Francis Ambrose Ridley 1944

Spartacus: A Study in Revolutionary History

Source: Book published in March 1944 by the National Labour Press (Independent Labour Party), 318 Regents Park Road, London N3. Scanned and prepared for the Marxist Internet Archive by Paul Flewers.

In reproducing the text, we are aware of the passages in Part II, Chapters III and IV, where Ridley wrote:

Without going quite as far as a dictator, the Senate appointed Marcus Licinius Crassus, surnamed Dives (’the Rich’) from his enormous wealth, a kind of Roman ‘Rothschild’, as praetor, with extraordinary power to supersede even the discredited consuls. Crassus, as the leader of the plutocracy and the richest man in Rome, had more to lose from the victory of the slaves than had anyone else. And had, therefore, every interest in their suppression. It was ‘Rothschild’ versus the revolution...

In such a plutocratic society as was that of the Roman Republic money was power. And just as his modern antitypes, the Rothschilds, used their vast wealth to acquire political influence at the courts and in the parliaments of modern Europe, so did the ancient Dives with regard to that highly susceptible organisation of financial corruption and political jobbery, which, in the first century BC, concealed its nefarious activities behind the high-sounding title of ‘the Senate and People of Rome’.

Whilst it is true that the Rothschild banking family did use its great wealth for political purposes, especially during the nineteenth century, when, for example, it provided substantial financial assistance to enable the British government and its Continental allies to defeat France during the Napoleonic Wars, to help Cecil Rhodes establish the British colony of Rhodesia, and to enable Brazil to become independent from Portugal, the Rothschild family has also become the central focus of many lurid and fanciful anti-Semitic conspiracy theories.

To our knowledge, Ridley did not subscribe to such theories: one of his last works refers to ‘the anti-Semitic myth of the Elders of Zion’ (Talking of the Devil, London, 1986). It seems that he was attempting to draw an historical parallel – as this book shows in many places, Ridley was fond of drawing historical parallels – in respect of the ownership of wealth and the exercising of political influence. Moreover, his use of the past tense – that the Rothschild family ‘used their vast wealth’ – suggests that he saw the family’s activities in this field as an historical rather than a present-day factor.



Part I: The Social Background of the Ancient World

Chapter I: The Social System of Antiquity

Chapter II: The Rise of Rome to World Power

Chapter III: The Slave Wars of the Ancient World

Part II: Spartacus and the Civil War

Chapter I: The Origins of the Revolt

Chapter II: Early Battles

Chapter III: The Funeral Games of Crixus

Chapter IV: ‘Rothschild’ Versus the Revolution

Chapter V: The Death of Spartacus – And the Appian Way

Part III: The Spartacist Tradition

Chapter I: Revolution and Counter-Revolution in Antiquity

Chapter II: Ancient and Modern Revolutions

* * *

Dedicated to the immortal memory of Rosa Luxemburg, Karl Liebknecht and the German Spartacists of 1919.

→ **Raw data**:

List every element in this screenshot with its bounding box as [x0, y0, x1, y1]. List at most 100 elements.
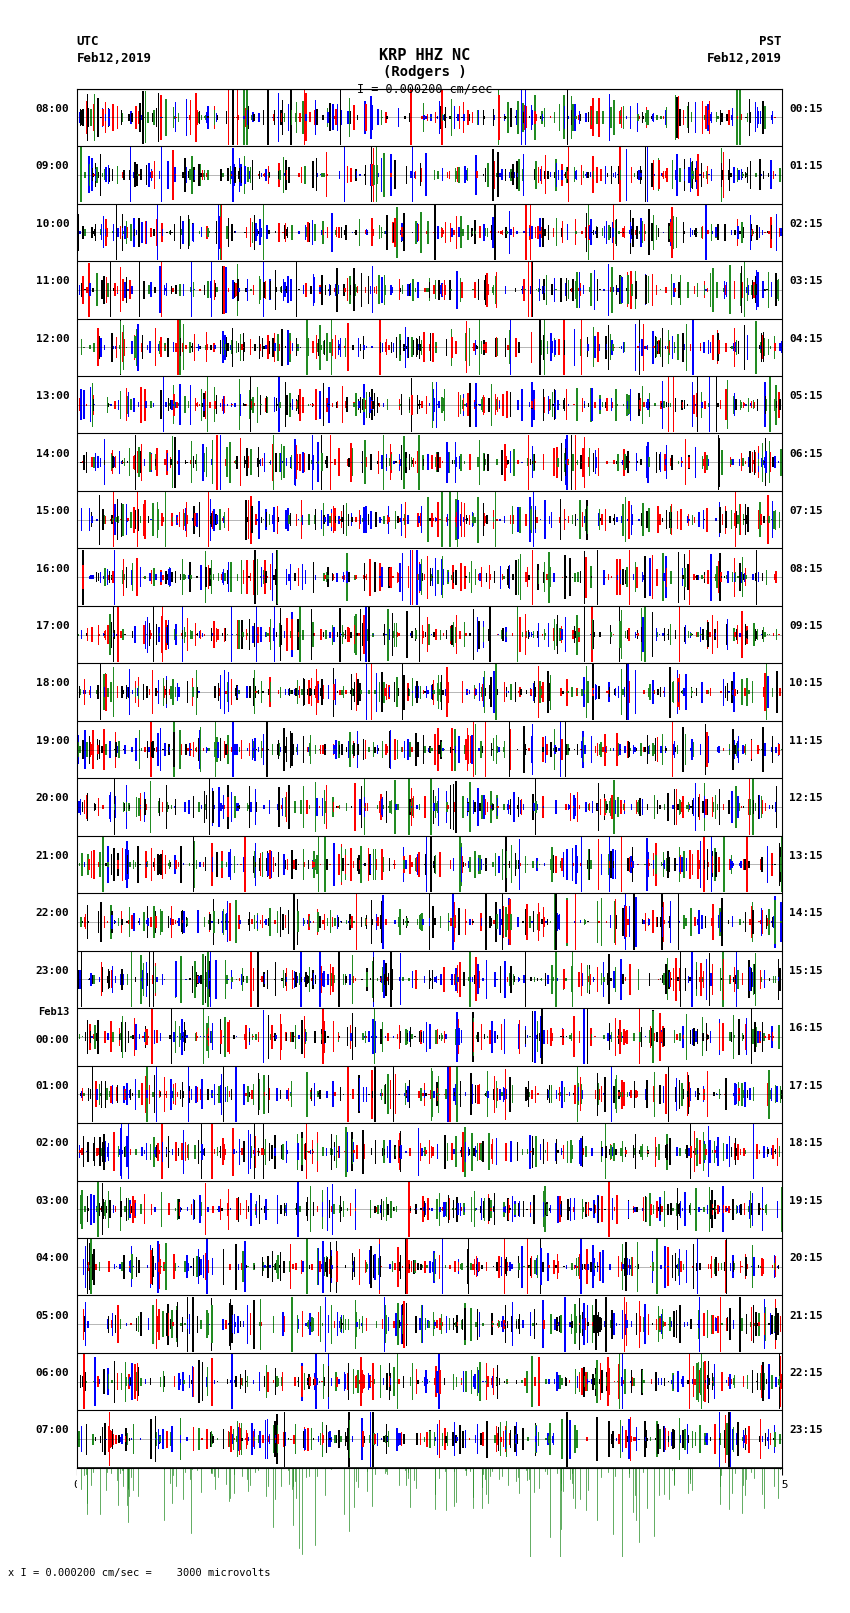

→ **Problems and tasks**:
a - Answer these questions about the text on Ridley's Spartacus book above, one per line:
(i) Which press published the book, and in what month and year?
(ii) What is the title of Chapter IV of Part II?
(iii) To whom is the book dedicated?
b - Carry the text on Ridley's Spartacus book forward from its final sentence.

→ **Exercise responses**:
a -
(i) The National Labour Press (Independent Labour Party), in March 1944.
(ii) ‘Rothschild’ Versus the Revolution.
(iii) Rosa Luxemburg, Karl Liebknecht and the German Spartacists of 1919.

b -
The War of Spartacus and the Slaves was the most just war in History; perhaps the only just war in History. – Voltaire


It has now become a truism to state that our current century is, pre-eminently, a century of revolution. Everything vital in our contemporary society strives against the outmoded social structure bequeathed to us by the ‘dead hand’ of the past. Moreover, the contemporary revolutionary movements entertain, despite temporary reverses, the brightest hope of ultimate success. They repeat to themselves that profound saying of Karl Marx, that mankind never seriously undertakes problems which he is incapable of solving in the given era. Or, in other words, that history tends to be on the side of those who are on the side of history. The basis of our contemporary life is dynamic, thanks to the Machine Age and to the scientific permanent revolution that it engenders, sooner or later, the superstructure of society must come into line.

In earlier ages, however, this was not so. In the long era before the industrial revolution transformed the basis of social existence, the scales were heavily, probably hopelessly, weighted against revolutionary change. And, thus, the social revolutions of earlier ages were doomed to failure by the very nature of the social order in which they operated. The long tragedy of social man lies precisely here: in the fact that his dreams of an ideal society, of a heaven on earth, have continually come up against, and been frustrated by his social immaturity and inadequate economic technique.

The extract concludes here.